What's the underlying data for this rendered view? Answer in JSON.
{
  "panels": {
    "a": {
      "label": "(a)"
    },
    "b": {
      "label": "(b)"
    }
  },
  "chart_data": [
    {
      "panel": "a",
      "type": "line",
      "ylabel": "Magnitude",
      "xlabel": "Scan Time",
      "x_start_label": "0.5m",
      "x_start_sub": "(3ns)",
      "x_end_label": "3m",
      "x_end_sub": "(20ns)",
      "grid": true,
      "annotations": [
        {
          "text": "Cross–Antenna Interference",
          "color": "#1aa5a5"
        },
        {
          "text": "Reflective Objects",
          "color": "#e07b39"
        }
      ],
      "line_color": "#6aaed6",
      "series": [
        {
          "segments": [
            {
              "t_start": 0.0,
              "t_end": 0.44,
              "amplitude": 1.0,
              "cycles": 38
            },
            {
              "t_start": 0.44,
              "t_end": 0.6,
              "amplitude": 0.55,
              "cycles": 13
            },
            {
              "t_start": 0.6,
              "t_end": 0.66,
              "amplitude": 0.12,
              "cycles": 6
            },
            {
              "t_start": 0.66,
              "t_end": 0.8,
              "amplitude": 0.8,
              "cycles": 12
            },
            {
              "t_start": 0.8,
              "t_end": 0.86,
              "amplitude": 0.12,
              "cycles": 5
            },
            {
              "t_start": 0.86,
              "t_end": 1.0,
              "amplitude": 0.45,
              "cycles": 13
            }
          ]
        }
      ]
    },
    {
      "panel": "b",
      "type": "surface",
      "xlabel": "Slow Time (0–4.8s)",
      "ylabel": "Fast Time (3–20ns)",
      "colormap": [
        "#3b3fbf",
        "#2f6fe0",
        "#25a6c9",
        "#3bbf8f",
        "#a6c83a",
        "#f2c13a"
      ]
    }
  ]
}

===============

§ Exercise description
Gather all lines from the listing above in which "text" occurs.

§ Response to this task
          "text": "Cross–Antenna Interference",
          "text": "Reflective Objects",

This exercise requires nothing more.